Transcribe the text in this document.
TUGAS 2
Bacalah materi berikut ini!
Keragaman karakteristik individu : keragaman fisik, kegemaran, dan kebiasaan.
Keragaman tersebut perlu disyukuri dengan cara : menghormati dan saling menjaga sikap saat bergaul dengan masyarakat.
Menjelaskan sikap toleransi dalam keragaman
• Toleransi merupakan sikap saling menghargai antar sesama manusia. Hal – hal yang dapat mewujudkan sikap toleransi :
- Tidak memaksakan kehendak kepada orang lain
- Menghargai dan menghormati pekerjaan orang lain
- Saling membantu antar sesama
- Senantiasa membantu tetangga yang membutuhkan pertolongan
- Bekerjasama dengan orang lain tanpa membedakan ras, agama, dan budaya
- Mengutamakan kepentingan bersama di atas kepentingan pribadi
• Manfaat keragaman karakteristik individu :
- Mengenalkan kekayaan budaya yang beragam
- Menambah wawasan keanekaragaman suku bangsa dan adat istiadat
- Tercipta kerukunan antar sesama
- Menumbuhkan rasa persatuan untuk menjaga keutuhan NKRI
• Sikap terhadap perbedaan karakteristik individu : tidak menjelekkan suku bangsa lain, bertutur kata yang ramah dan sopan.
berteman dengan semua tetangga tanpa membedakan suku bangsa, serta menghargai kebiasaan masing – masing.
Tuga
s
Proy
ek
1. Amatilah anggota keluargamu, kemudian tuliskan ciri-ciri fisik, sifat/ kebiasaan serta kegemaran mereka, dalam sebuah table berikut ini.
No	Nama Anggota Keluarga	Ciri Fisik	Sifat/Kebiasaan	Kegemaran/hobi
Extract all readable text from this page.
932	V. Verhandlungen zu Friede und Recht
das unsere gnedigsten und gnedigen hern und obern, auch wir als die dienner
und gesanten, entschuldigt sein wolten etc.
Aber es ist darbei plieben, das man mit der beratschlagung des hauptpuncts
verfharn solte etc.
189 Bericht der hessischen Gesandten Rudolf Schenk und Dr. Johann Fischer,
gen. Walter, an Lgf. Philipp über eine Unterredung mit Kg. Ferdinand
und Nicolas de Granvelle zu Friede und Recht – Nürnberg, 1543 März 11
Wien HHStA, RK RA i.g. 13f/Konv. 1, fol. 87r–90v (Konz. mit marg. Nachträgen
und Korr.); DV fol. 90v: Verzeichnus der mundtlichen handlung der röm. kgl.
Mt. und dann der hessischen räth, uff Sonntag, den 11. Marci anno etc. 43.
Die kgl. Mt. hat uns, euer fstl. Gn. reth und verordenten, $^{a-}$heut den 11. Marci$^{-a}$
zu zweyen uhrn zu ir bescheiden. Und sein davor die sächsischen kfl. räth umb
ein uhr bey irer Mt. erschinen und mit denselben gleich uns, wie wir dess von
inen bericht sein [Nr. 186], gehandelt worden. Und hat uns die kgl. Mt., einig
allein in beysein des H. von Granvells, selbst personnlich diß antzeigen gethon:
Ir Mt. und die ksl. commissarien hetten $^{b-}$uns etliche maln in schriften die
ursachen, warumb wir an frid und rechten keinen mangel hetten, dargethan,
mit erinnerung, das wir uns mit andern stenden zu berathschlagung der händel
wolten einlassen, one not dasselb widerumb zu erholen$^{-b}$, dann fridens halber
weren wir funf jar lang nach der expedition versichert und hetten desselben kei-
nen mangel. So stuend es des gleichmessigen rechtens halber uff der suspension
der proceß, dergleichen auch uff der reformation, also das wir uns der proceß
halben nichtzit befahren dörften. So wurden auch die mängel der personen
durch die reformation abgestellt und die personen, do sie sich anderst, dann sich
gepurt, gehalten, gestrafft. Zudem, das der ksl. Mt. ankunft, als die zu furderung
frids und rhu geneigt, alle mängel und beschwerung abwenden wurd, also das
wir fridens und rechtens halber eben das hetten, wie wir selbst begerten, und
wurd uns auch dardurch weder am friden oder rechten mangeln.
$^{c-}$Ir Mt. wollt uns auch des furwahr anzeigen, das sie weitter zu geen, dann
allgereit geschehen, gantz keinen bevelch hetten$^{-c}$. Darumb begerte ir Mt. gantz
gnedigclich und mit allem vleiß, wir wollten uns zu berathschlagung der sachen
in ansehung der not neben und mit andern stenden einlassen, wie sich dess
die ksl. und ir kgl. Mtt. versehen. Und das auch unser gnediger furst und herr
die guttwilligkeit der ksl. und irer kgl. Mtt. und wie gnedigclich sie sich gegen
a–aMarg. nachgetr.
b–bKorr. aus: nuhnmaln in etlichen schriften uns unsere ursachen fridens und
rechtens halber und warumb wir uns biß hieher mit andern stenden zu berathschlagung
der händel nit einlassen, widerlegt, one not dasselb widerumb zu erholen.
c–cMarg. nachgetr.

* AIM OF THE EXERCISE
Copy out each record, keeping every word as it is.

* TASK RESULT
Transcribe the text in this document.
TUGAS 2
Bacalah materi berikut ini!
Keragaman karakteristik individu : keragaman fisik, kegemaran, dan kebiasaan.
Keragaman tersebut perlu disyukuri dengan cara : menghormati dan saling menjaga sikap saat bergaul dengan masyarakat.
Menjelaskan sikap toleransi dalam keragaman
• Toleransi merupakan sikap saling menghargai antar sesama manusia. Hal – hal yang dapat mewujudkan sikap toleransi :
- Tidak memaksakan kehendak kepada orang lain
- Menghargai dan menghormati pekerjaan orang lain
- Saling membantu antar sesama
- Senantiasa membantu tetangga yang membutuhkan pertolongan
- Bekerjasama dengan orang lain tanpa membedakan ras, agama, dan budaya
- Mengutamakan kepentingan bersama di atas kepentingan pribadi
• Manfaat keragaman karakteristik individu :
- Mengenalkan kekayaan budaya yang beragam
- Menambah wawasan keanekaragaman suku bangsa dan adat istiadat
- Tercipta kerukunan antar sesama
- Menumbuhkan rasa persatuan untuk menjaga keutuhan NKRI
• Sikap terhadap perbedaan karakteristik individu : tidak menjelekkan suku bangsa lain, bertutur kata yang ramah dan sopan.
berteman dengan semua tetangga tanpa membedakan suku bangsa, serta menghargai kebiasaan masing – masing.
Tuga
s
Proy
ek
1. Amatilah anggota keluargamu, kemudian tuliskan ciri-ciri fisik, sifat/ kebiasaan serta kegemaran mereka, dalam sebuah table berikut ini.
No	Nama Anggota Keluarga	Ciri Fisik	Sifat/Kebiasaan	Kegemaran/hobi
Extract all readable text from this page.
932	V. Verhandlungen zu Friede und Recht
das unsere gnedigsten und gnedigen hern und obern, auch wir als die dienner
und gesanten, entschuldigt sein wolten etc.
Aber es ist darbei plieben, das man mit der beratschlagung des hauptpuncts
verfharn solte etc.
189 Bericht der hessischen Gesandten Rudolf Schenk und Dr. Johann Fischer,
gen. Walter, an Lgf. Philipp über eine Unterredung mit Kg. Ferdinand
und Nicolas de Granvelle zu Friede und Recht – Nürnberg, 1543 März 11
Wien HHStA, RK RA i.g. 13f/Konv. 1, fol. 87r–90v (Konz. mit marg. Nachträgen
und Korr.); DV fol. 90v: Verzeichnus der mundtlichen handlung der röm. kgl.
Mt. und dann der hessischen räth, uff Sonntag, den 11. Marci anno etc. 43.
Die kgl. Mt. hat uns, euer fstl. Gn. reth und verordenten, $^{a-}$heut den 11. Marci$^{-a}$
zu zweyen uhrn zu ir bescheiden. Und sein davor die sächsischen kfl. räth umb
ein uhr bey irer Mt. erschinen und mit denselben gleich uns, wie wir dess von
inen bericht sein [Nr. 186], gehandelt worden. Und hat uns die kgl. Mt., einig
allein in beysein des H. von Granvells, selbst personnlich diß antzeigen gethon:
Ir Mt. und die ksl. commissarien hetten $^{b-}$uns etliche maln in schriften die
ursachen, warumb wir an frid und rechten keinen mangel hetten, dargethan,
mit erinnerung, das wir uns mit andern stenden zu berathschlagung der händel
wolten einlassen, one not dasselb widerumb zu erholen$^{-b}$, dann fridens halber
weren wir funf jar lang nach der expedition versichert und hetten desselben kei-
nen mangel. So stuend es des gleichmessigen rechtens halber uff der suspension
der proceß, dergleichen auch uff der reformation, also das wir uns der proceß
halben nichtzit befahren dörften. So wurden auch die mängel der personen
durch die reformation abgestellt und die personen, do sie sich anderst, dann sich
gepurt, gehalten, gestrafft. Zudem, das der ksl. Mt. ankunft, als die zu furderung
frids und rhu geneigt, alle mängel und beschwerung abwenden wurd, also das
wir fridens und rechtens halber eben das hetten, wie wir selbst begerten, und
wurd uns auch dardurch weder am friden oder rechten mangeln.
$^{c-}$Ir Mt. wollt uns auch des furwahr anzeigen, das sie weitter zu geen, dann
allgereit geschehen, gantz keinen bevelch hetten$^{-c}$. Darumb begerte ir Mt. gantz
gnedigclich und mit allem vleiß, wir wollten uns zu berathschlagung der sachen
in ansehung der not neben und mit andern stenden einlassen, wie sich dess
die ksl. und ir kgl. Mtt. versehen. Und das auch unser gnediger furst und herr
die guttwilligkeit der ksl. und irer kgl. Mtt. und wie gnedigclich sie sich gegen
a–aMarg. nachgetr.
b–bKorr. aus: nuhnmaln in etlichen schriften uns unsere ursachen fridens und
rechtens halber und warumb wir uns biß hieher mit andern stenden zu berathschlagung
der händel nit einlassen, widerlegt, one not dasselb widerumb zu erholen.
c–cMarg. nachgetr.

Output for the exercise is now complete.